▶ **Exercise input**
=======

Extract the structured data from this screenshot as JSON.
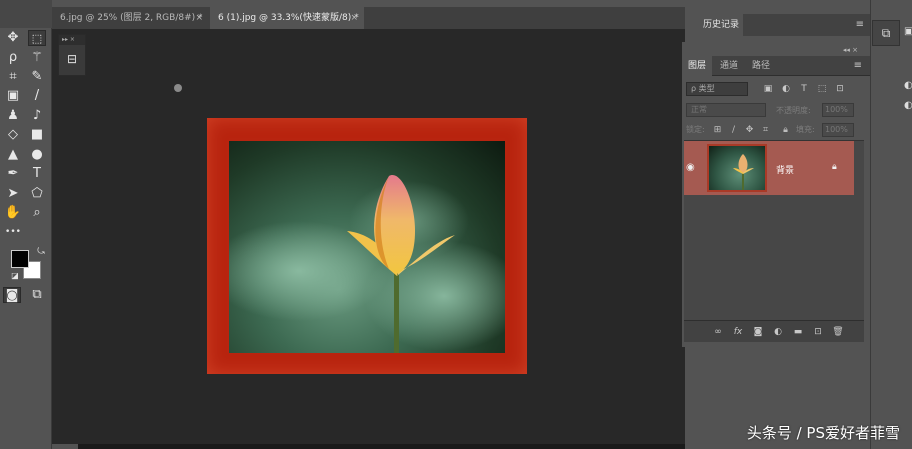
{
  "tabs": [
    {
      "label": "6.jpg @ 25% (图层 2, RGB/8#) *",
      "close": "×",
      "active": false
    },
    {
      "label": "6 (1).jpg @ 33.3%(快速蒙版/8) *",
      "close": "×",
      "active": true
    }
  ],
  "toolbar": {
    "more": "•••",
    "icons": [
      "move-icon",
      "marquee-icon",
      "lasso-icon",
      "magic-wand-icon",
      "crop-icon",
      "eyedropper-icon",
      "frame-icon",
      "brush-icon",
      "stamp-icon",
      "history-brush-icon",
      "eraser-icon",
      "gradient-icon",
      "blur-icon",
      "dodge-icon",
      "pen-icon",
      "type-icon",
      "path-select-icon",
      "shape-icon",
      "hand-icon",
      "zoom-icon",
      "quick-mask-icon",
      "screen-mode-icon"
    ],
    "foreground_color": "#000000",
    "background_color": "#ffffff"
  },
  "history_panel": {
    "tab": "历史记录",
    "menu": "≡"
  },
  "layers_panel": {
    "tabs": [
      "图层",
      "通道",
      "路径"
    ],
    "menu": "≡",
    "filter_kind": "ρ 类型",
    "blend_mode": "正常",
    "opacity_label": "不透明度:",
    "opacity_value": "100%",
    "lock_label": "锁定:",
    "fill_label": "填充:",
    "fill_value": "100%",
    "layers": [
      {
        "name": "背景",
        "visible": true,
        "locked": true
      }
    ]
  },
  "canvas": {
    "frame_color": "#b8240f"
  },
  "watermark": "头条号 / PS爱好者菲雪"
}
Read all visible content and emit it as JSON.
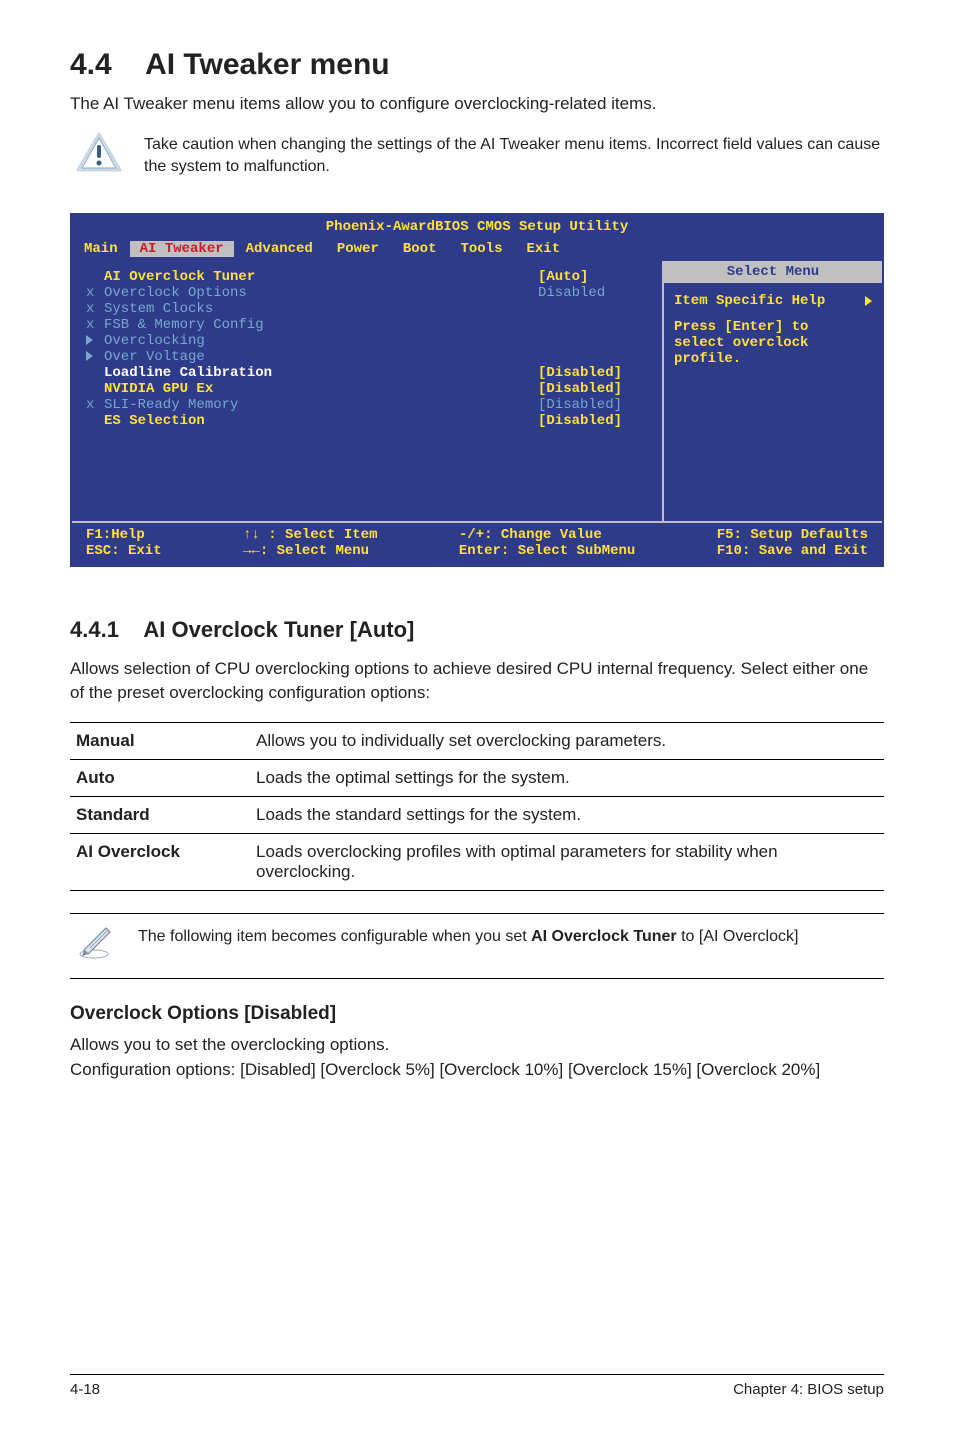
{
  "section": {
    "number": "4.4",
    "title": "AI Tweaker menu",
    "intro": "The AI Tweaker menu items allow you to configure overclocking-related items.",
    "caution": "Take caution when changing the settings of the AI Tweaker menu items. Incorrect field values can cause the system to malfunction."
  },
  "bios": {
    "window_title": "Phoenix-AwardBIOS CMOS Setup Utility",
    "tabs": [
      "Main",
      "AI Tweaker",
      "Advanced",
      "Power",
      "Boot",
      "Tools",
      "Exit"
    ],
    "active_tab": "AI Tweaker",
    "help_panel": {
      "header": "Select Menu",
      "title": "Item Specific Help",
      "body1": "Press [Enter] to",
      "body2": "select overclock",
      "body3": "profile."
    },
    "rows": [
      {
        "marker": "",
        "label": "AI Overclock Tuner",
        "value": "[Auto]",
        "bright": true,
        "white": false,
        "tri": false
      },
      {
        "marker": "x",
        "label": "Overclock Options",
        "value": "Disabled",
        "bright": false,
        "white": false,
        "tri": false,
        "plainval": true
      },
      {
        "marker": "x",
        "label": "System Clocks",
        "value": "",
        "bright": false,
        "white": false,
        "tri": false
      },
      {
        "marker": "x",
        "label": "FSB & Memory Config",
        "value": "",
        "bright": false,
        "white": false,
        "tri": false
      },
      {
        "marker": "",
        "label": "Overclocking",
        "value": "",
        "bright": false,
        "white": false,
        "tri": true
      },
      {
        "marker": "",
        "label": "Over Voltage",
        "value": "",
        "bright": false,
        "white": false,
        "tri": true
      },
      {
        "marker": "",
        "label": "Loadline Calibration",
        "value": "[Disabled]",
        "bright": true,
        "white": true,
        "tri": false
      },
      {
        "marker": "",
        "label": "NVIDIA GPU Ex",
        "value": "[Disabled]",
        "bright": true,
        "white": false,
        "tri": false
      },
      {
        "marker": "x",
        "label": "SLI-Ready Memory",
        "value": "[Disabled]",
        "bright": false,
        "white": false,
        "tri": false
      },
      {
        "marker": "",
        "label": "ES Selection",
        "value": "[Disabled]",
        "bright": true,
        "white": false,
        "tri": false
      }
    ],
    "footer": {
      "col1a": "F1:Help",
      "col1b": "ESC: Exit",
      "col2a": "↑↓ : Select Item",
      "col2b": "→←: Select Menu",
      "col3a": "-/+: Change Value",
      "col3b": "Enter: Select SubMenu",
      "col4a": "F5: Setup Defaults",
      "col4b": "F10: Save and Exit"
    }
  },
  "sub441": {
    "number": "4.4.1",
    "title": "AI Overclock Tuner [Auto]",
    "desc": "Allows selection of CPU overclocking options to achieve desired CPU internal frequency. Select either one of the preset overclocking configuration options:",
    "rows": [
      {
        "name": "Manual",
        "desc": "Allows you to individually set overclocking parameters."
      },
      {
        "name": "Auto",
        "desc": "Loads the optimal settings for the system."
      },
      {
        "name": "Standard",
        "desc": "Loads the standard settings for the system."
      },
      {
        "name": "AI Overclock",
        "desc": "Loads overclocking profiles with optimal parameters for stability when overclocking."
      }
    ],
    "note_pre": "The following item becomes configurable when you set ",
    "note_bold": "AI Overclock Tuner",
    "note_post": " to [AI Overclock]"
  },
  "overclock": {
    "heading": "Overclock Options [Disabled]",
    "line1": "Allows you to set the overclocking options.",
    "line2": "Configuration options: [Disabled] [Overclock 5%] [Overclock 10%] [Overclock 15%] [Overclock 20%]"
  },
  "footer": {
    "left": "4-18",
    "right": "Chapter 4: BIOS setup"
  }
}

=======

▶ **Set exercise**
Of all the lines in the listing above, how many include "Exit"? Write only the number.

▶ **Task output**
3